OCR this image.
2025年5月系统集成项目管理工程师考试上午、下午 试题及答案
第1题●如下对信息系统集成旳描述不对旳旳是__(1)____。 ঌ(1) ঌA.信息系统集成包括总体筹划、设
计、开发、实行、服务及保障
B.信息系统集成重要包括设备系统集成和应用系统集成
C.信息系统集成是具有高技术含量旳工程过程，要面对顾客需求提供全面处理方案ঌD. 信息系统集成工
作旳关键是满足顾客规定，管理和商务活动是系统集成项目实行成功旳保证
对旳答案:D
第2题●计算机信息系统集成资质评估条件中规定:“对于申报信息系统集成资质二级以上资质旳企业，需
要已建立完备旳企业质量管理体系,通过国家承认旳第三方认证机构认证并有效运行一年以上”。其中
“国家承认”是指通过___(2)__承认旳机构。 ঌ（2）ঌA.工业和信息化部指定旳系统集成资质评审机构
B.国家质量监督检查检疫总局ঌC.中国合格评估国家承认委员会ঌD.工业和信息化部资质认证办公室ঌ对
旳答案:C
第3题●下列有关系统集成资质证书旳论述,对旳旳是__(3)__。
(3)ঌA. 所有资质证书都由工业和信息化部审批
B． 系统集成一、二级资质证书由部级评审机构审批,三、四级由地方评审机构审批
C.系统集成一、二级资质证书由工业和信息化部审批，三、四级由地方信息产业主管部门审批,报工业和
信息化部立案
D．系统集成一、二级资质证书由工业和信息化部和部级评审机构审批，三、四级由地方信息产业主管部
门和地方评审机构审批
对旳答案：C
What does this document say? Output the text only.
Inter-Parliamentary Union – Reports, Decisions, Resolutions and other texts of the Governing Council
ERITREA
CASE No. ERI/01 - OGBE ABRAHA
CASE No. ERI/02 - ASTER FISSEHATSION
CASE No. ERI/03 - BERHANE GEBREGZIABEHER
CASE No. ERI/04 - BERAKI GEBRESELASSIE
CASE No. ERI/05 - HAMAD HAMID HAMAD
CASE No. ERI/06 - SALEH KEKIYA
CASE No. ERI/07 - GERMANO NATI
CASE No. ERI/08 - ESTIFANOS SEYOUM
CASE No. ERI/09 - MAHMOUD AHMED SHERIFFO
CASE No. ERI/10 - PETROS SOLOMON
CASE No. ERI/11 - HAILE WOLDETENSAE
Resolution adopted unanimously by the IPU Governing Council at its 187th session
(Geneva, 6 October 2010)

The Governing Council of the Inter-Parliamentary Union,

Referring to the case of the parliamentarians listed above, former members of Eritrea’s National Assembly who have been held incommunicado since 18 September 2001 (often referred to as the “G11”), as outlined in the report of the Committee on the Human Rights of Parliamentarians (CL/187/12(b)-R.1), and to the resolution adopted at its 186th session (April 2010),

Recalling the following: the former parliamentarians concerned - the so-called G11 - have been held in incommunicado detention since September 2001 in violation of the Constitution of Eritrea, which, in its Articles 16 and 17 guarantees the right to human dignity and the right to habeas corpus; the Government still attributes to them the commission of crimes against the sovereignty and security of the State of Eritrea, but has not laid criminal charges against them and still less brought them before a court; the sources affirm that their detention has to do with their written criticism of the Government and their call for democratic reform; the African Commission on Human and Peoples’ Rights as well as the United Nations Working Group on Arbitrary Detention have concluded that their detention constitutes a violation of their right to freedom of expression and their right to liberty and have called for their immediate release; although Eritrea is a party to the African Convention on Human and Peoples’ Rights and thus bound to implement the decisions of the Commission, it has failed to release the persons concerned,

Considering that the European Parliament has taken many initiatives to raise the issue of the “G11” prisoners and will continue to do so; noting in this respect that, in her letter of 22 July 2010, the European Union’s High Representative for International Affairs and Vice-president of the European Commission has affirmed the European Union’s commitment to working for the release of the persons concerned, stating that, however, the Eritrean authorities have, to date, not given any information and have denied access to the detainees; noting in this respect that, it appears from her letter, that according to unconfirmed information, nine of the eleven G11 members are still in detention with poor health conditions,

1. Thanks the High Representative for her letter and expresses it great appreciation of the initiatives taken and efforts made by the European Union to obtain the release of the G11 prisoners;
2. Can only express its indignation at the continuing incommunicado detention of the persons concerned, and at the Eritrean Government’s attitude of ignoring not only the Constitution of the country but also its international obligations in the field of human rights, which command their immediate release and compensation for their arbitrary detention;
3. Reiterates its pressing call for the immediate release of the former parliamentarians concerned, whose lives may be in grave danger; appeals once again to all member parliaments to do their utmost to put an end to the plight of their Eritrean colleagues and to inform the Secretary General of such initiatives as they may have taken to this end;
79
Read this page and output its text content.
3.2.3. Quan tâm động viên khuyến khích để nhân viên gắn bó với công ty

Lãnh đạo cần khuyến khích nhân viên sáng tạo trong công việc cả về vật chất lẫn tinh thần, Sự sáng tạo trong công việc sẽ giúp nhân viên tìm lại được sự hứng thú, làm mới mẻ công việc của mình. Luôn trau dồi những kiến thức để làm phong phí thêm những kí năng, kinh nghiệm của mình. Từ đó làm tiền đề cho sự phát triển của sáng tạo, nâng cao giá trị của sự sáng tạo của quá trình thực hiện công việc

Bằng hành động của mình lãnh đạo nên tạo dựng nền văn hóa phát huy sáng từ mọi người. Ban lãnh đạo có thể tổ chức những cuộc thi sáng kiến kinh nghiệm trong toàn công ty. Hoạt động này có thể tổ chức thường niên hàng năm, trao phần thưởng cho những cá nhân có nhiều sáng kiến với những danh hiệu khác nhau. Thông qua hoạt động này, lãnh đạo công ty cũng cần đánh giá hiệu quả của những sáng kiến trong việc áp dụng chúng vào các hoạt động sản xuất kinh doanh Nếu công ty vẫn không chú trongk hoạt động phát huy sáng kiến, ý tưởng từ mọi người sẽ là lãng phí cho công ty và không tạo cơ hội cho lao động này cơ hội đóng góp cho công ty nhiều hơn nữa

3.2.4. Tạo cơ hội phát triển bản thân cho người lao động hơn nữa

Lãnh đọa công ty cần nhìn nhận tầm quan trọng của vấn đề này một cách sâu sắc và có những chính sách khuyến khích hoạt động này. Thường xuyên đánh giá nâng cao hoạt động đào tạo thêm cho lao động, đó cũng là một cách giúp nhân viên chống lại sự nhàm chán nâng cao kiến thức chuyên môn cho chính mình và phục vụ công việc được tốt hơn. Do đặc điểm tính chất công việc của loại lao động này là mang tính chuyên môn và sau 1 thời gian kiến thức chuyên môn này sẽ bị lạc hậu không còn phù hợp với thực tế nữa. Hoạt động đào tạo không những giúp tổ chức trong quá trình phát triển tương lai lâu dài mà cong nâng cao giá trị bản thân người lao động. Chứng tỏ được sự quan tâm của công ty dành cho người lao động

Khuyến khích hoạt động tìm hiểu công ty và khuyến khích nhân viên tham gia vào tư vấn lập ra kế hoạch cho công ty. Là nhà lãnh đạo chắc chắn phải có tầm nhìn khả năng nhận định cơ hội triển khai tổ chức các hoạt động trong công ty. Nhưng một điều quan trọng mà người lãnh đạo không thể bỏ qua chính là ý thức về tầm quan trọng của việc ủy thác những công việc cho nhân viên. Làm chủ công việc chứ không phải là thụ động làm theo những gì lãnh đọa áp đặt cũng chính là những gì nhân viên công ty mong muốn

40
# # # #
## Given task
All the data must be duplicated exactly, with nothing added or removed.

## Output below
OCR this image.
2025年5月系统集成项目管理工程师考试上午、下午 试题及答案
第1题●如下对信息系统集成旳描述不对旳旳是__(1)____。 ঌ(1) ঌA.信息系统集成包括总体筹划、设
计、开发、实行、服务及保障
B.信息系统集成重要包括设备系统集成和应用系统集成
C.信息系统集成是具有高技术含量旳工程过程，要面对顾客需求提供全面处理方案ঌD. 信息系统集成工
作旳关键是满足顾客规定，管理和商务活动是系统集成项目实行成功旳保证
对旳答案:D
第2题●计算机信息系统集成资质评估条件中规定:“对于申报信息系统集成资质二级以上资质旳企业，需
要已建立完备旳企业质量管理体系,通过国家承认旳第三方认证机构认证并有效运行一年以上”。其中
“国家承认”是指通过___(2)__承认旳机构。 ঌ（2）ঌA.工业和信息化部指定旳系统集成资质评审机构
B.国家质量监督检查检疫总局ঌC.中国合格评估国家承认委员会ঌD.工业和信息化部资质认证办公室ঌ对
旳答案:C
第3题●下列有关系统集成资质证书旳论述,对旳旳是__(3)__。
(3)ঌA. 所有资质证书都由工业和信息化部审批
B． 系统集成一、二级资质证书由部级评审机构审批,三、四级由地方评审机构审批
C.系统集成一、二级资质证书由工业和信息化部审批，三、四级由地方信息产业主管部门审批,报工业和
信息化部立案
D．系统集成一、二级资质证书由工业和信息化部和部级评审机构审批，三、四级由地方信息产业主管部
门和地方评审机构审批
对旳答案：C
What does this document say? Output the text only.
Inter-Parliamentary Union – Reports, Decisions, Resolutions and other texts of the Governing Council
ERITREA
CASE No. ERI/01 - OGBE ABRAHA
CASE No. ERI/02 - ASTER FISSEHATSION
CASE No. ERI/03 - BERHANE GEBREGZIABEHER
CASE No. ERI/04 - BERAKI GEBRESELASSIE
CASE No. ERI/05 - HAMAD HAMID HAMAD
CASE No. ERI/06 - SALEH KEKIYA
CASE No. ERI/07 - GERMANO NATI
CASE No. ERI/08 - ESTIFANOS SEYOUM
CASE No. ERI/09 - MAHMOUD AHMED SHERIFFO
CASE No. ERI/10 - PETROS SOLOMON
CASE No. ERI/11 - HAILE WOLDETENSAE
Resolution adopted unanimously by the IPU Governing Council at its 187th session
(Geneva, 6 October 2010)

The Governing Council of the Inter-Parliamentary Union,

Referring to the case of the parliamentarians listed above, former members of Eritrea’s National Assembly who have been held incommunicado since 18 September 2001 (often referred to as the “G11”), as outlined in the report of the Committee on the Human Rights of Parliamentarians (CL/187/12(b)-R.1), and to the resolution adopted at its 186th session (April 2010),

Recalling the following: the former parliamentarians concerned - the so-called G11 - have been held in incommunicado detention since September 2001 in violation of the Constitution of Eritrea, which, in its Articles 16 and 17 guarantees the right to human dignity and the right to habeas corpus; the Government still attributes to them the commission of crimes against the sovereignty and security of the State of Eritrea, but has not laid criminal charges against them and still less brought them before a court; the sources affirm that their detention has to do with their written criticism of the Government and their call for democratic reform; the African Commission on Human and Peoples’ Rights as well as the United Nations Working Group on Arbitrary Detention have concluded that their detention constitutes a violation of their right to freedom of expression and their right to liberty and have called for their immediate release; although Eritrea is a party to the African Convention on Human and Peoples’ Rights and thus bound to implement the decisions of the Commission, it has failed to release the persons concerned,

Considering that the European Parliament has taken many initiatives to raise the issue of the “G11” prisoners and will continue to do so; noting in this respect that, in her letter of 22 July 2010, the European Union’s High Representative for International Affairs and Vice-president of the European Commission has affirmed the European Union’s commitment to working for the release of the persons concerned, stating that, however, the Eritrean authorities have, to date, not given any information and have denied access to the detainees; noting in this respect that, it appears from her letter, that according to unconfirmed information, nine of the eleven G11 members are still in detention with poor health conditions,

1. Thanks the High Representative for her letter and expresses it great appreciation of the initiatives taken and efforts made by the European Union to obtain the release of the G11 prisoners;
2. Can only express its indignation at the continuing incommunicado detention of the persons concerned, and at the Eritrean Government’s attitude of ignoring not only the Constitution of the country but also its international obligations in the field of human rights, which command their immediate release and compensation for their arbitrary detention;
3. Reiterates its pressing call for the immediate release of the former parliamentarians concerned, whose lives may be in grave danger; appeals once again to all member parliaments to do their utmost to put an end to the plight of their Eritrean colleagues and to inform the Secretary General of such initiatives as they may have taken to this end;
79
Read this page and output its text content.
3.2.3. Quan tâm động viên khuyến khích để nhân viên gắn bó với công ty

Lãnh đạo cần khuyến khích nhân viên sáng tạo trong công việc cả về vật chất lẫn tinh thần, Sự sáng tạo trong công việc sẽ giúp nhân viên tìm lại được sự hứng thú, làm mới mẻ công việc của mình. Luôn trau dồi những kiến thức để làm phong phí thêm những kí năng, kinh nghiệm của mình. Từ đó làm tiền đề cho sự phát triển của sáng tạo, nâng cao giá trị của sự sáng tạo của quá trình thực hiện công việc

Bằng hành động của mình lãnh đạo nên tạo dựng nền văn hóa phát huy sáng từ mọi người. Ban lãnh đạo có thể tổ chức những cuộc thi sáng kiến kinh nghiệm trong toàn công ty. Hoạt động này có thể tổ chức thường niên hàng năm, trao phần thưởng cho những cá nhân có nhiều sáng kiến với những danh hiệu khác nhau. Thông qua hoạt động này, lãnh đạo công ty cũng cần đánh giá hiệu quả của những sáng kiến trong việc áp dụng chúng vào các hoạt động sản xuất kinh doanh Nếu công ty vẫn không chú trongk hoạt động phát huy sáng kiến, ý tưởng từ mọi người sẽ là lãng phí cho công ty và không tạo cơ hội cho lao động này cơ hội đóng góp cho công ty nhiều hơn nữa

3.2.4. Tạo cơ hội phát triển bản thân cho người lao động hơn nữa

Lãnh đọa công ty cần nhìn nhận tầm quan trọng của vấn đề này một cách sâu sắc và có những chính sách khuyến khích hoạt động này. Thường xuyên đánh giá nâng cao hoạt động đào tạo thêm cho lao động, đó cũng là một cách giúp nhân viên chống lại sự nhàm chán nâng cao kiến thức chuyên môn cho chính mình và phục vụ công việc được tốt hơn. Do đặc điểm tính chất công việc của loại lao động này là mang tính chuyên môn và sau 1 thời gian kiến thức chuyên môn này sẽ bị lạc hậu không còn phù hợp với thực tế nữa. Hoạt động đào tạo không những giúp tổ chức trong quá trình phát triển tương lai lâu dài mà cong nâng cao giá trị bản thân người lao động. Chứng tỏ được sự quan tâm của công ty dành cho người lao động

Khuyến khích hoạt động tìm hiểu công ty và khuyến khích nhân viên tham gia vào tư vấn lập ra kế hoạch cho công ty. Là nhà lãnh đạo chắc chắn phải có tầm nhìn khả năng nhận định cơ hội triển khai tổ chức các hoạt động trong công ty. Nhưng một điều quan trọng mà người lãnh đạo không thể bỏ qua chính là ý thức về tầm quan trọng của việc ủy thác những công việc cho nhân viên. Làm chủ công việc chứ không phải là thụ động làm theo những gì lãnh đọa áp đặt cũng chính là những gì nhân viên công ty mong muốn

40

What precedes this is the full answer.